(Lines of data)
** BEGIN **
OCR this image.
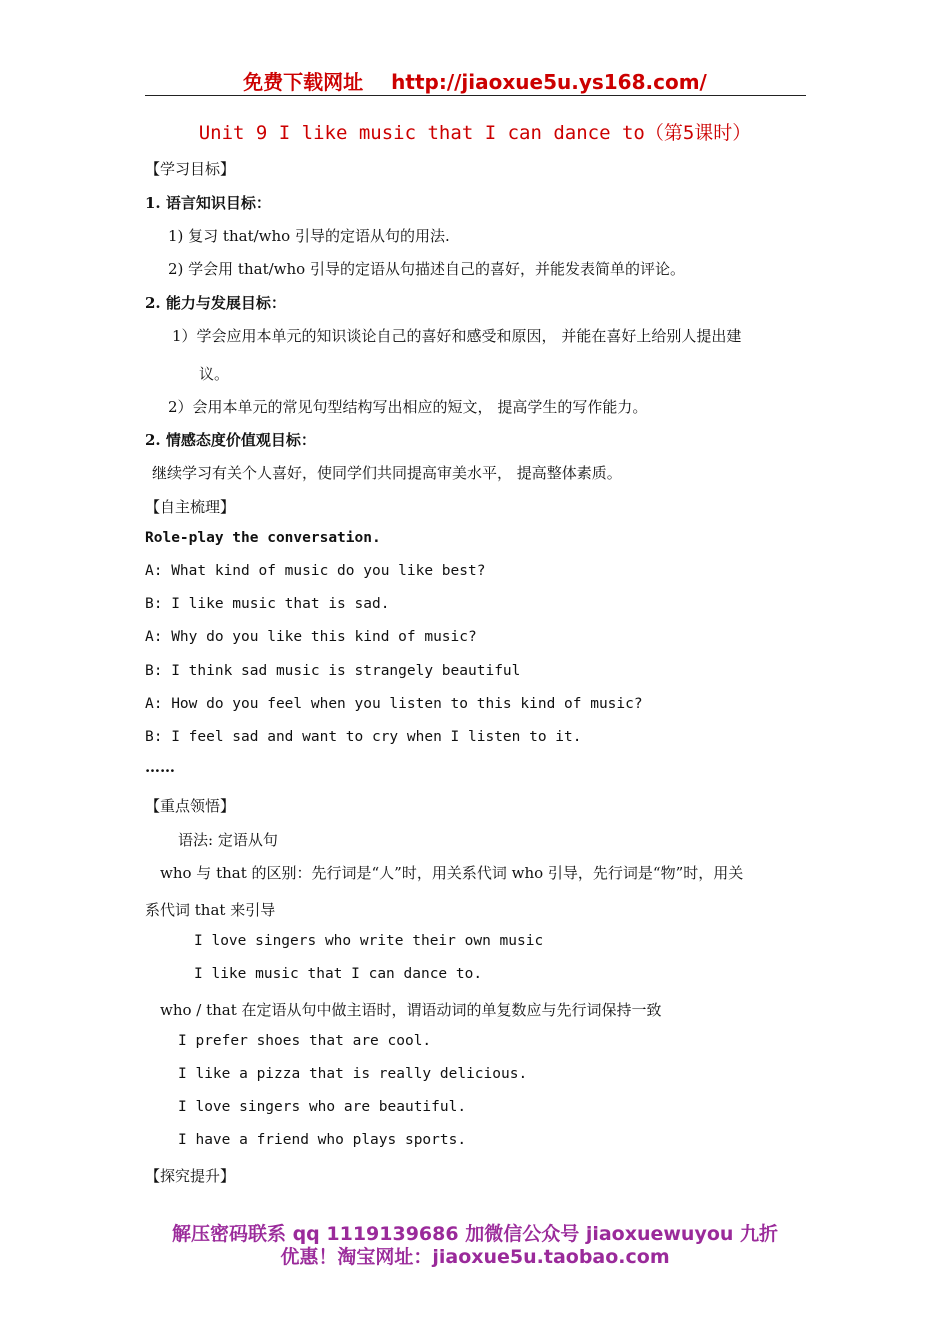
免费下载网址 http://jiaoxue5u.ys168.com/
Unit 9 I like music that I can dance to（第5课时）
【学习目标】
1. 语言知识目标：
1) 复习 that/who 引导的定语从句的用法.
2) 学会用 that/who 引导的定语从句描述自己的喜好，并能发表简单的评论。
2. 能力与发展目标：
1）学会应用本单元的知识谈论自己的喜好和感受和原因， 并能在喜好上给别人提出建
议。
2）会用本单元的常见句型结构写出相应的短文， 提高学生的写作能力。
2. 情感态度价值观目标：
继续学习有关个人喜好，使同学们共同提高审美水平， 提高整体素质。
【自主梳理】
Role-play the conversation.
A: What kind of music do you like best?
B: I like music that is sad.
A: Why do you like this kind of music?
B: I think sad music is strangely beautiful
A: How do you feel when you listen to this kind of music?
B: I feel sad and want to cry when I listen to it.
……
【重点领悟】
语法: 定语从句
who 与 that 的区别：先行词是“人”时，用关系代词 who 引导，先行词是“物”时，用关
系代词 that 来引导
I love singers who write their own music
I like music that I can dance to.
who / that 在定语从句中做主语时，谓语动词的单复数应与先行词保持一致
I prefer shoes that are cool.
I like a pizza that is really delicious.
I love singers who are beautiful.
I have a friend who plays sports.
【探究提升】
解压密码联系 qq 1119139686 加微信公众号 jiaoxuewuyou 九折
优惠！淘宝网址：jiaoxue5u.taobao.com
** END **
** BEGIN **
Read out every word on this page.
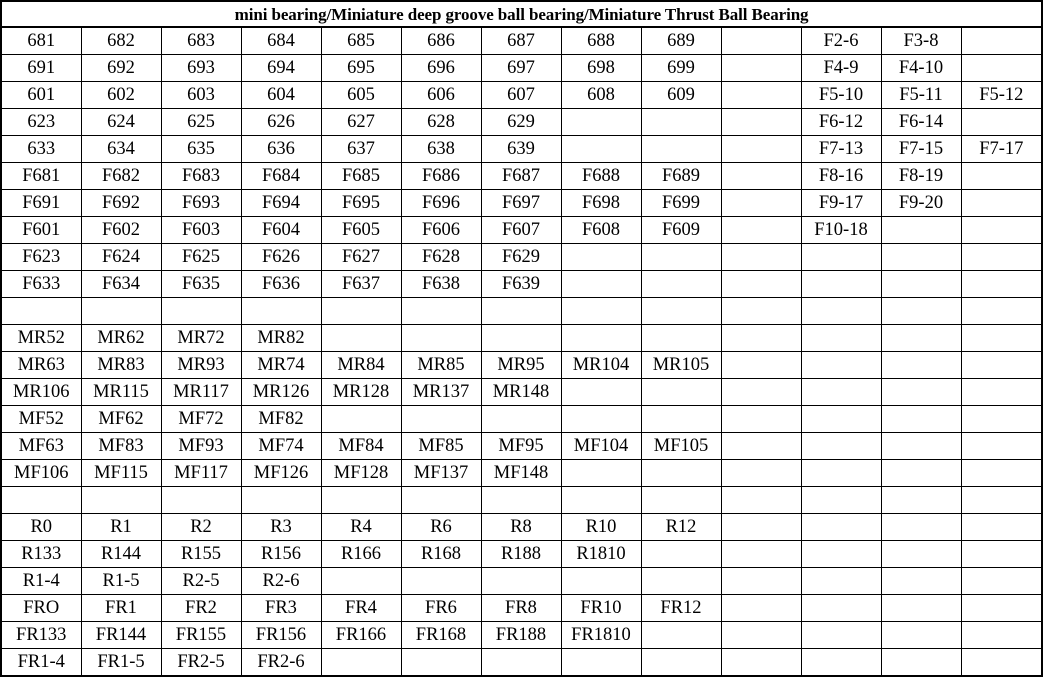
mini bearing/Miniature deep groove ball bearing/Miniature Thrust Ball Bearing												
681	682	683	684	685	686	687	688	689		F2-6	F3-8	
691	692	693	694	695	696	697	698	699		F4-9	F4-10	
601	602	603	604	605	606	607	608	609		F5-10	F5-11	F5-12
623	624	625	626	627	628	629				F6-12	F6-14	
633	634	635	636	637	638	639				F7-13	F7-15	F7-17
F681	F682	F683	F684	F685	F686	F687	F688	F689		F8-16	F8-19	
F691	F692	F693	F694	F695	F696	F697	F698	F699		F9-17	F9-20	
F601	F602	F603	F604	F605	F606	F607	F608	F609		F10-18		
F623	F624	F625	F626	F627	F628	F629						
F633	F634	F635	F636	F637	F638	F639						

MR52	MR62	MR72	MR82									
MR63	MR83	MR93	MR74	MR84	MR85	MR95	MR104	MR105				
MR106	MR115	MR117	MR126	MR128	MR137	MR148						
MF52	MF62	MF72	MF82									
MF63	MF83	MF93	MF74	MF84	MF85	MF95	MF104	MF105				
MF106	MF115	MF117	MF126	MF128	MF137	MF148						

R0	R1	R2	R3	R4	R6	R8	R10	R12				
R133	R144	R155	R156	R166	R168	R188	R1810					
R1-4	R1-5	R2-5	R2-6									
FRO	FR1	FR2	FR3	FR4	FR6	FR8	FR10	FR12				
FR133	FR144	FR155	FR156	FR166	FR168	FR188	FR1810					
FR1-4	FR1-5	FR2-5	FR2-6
** END **
** BEGIN **
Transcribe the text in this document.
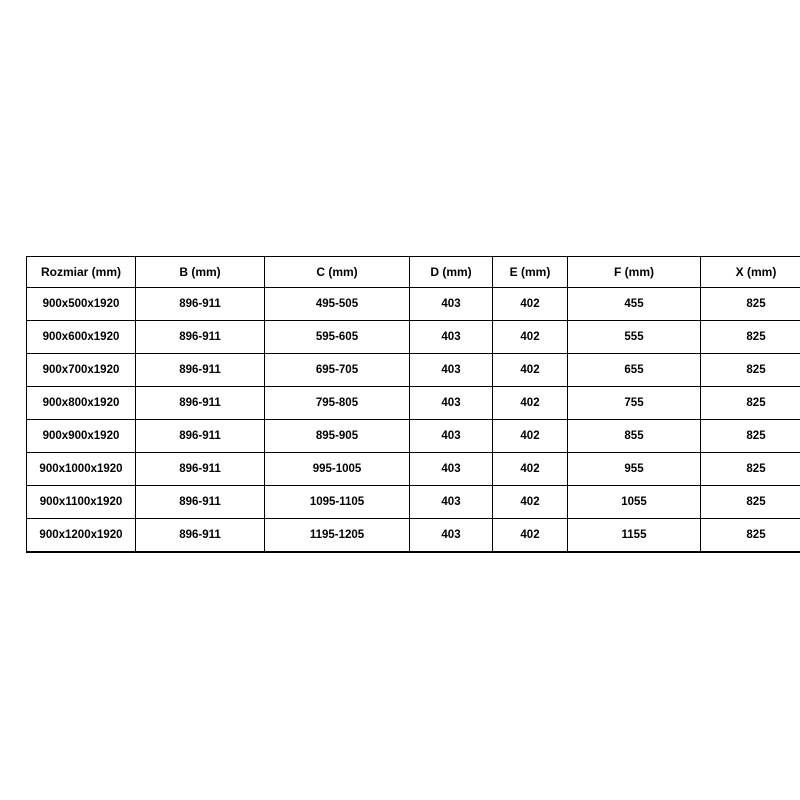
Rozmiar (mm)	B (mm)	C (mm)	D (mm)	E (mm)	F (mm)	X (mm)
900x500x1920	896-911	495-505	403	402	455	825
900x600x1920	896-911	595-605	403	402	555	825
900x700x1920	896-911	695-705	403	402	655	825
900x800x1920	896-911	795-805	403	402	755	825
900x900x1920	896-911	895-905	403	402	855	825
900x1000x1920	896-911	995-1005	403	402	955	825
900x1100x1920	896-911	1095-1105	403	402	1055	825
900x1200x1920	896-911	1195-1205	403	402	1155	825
** END **
TASK TO COMPLETE: Using the records given above, list every line that includes the word "listen".

FULL SOLUTION:
A: How do you feel when you listen to this kind of music?
B: I feel sad and want to cry when I listen to it.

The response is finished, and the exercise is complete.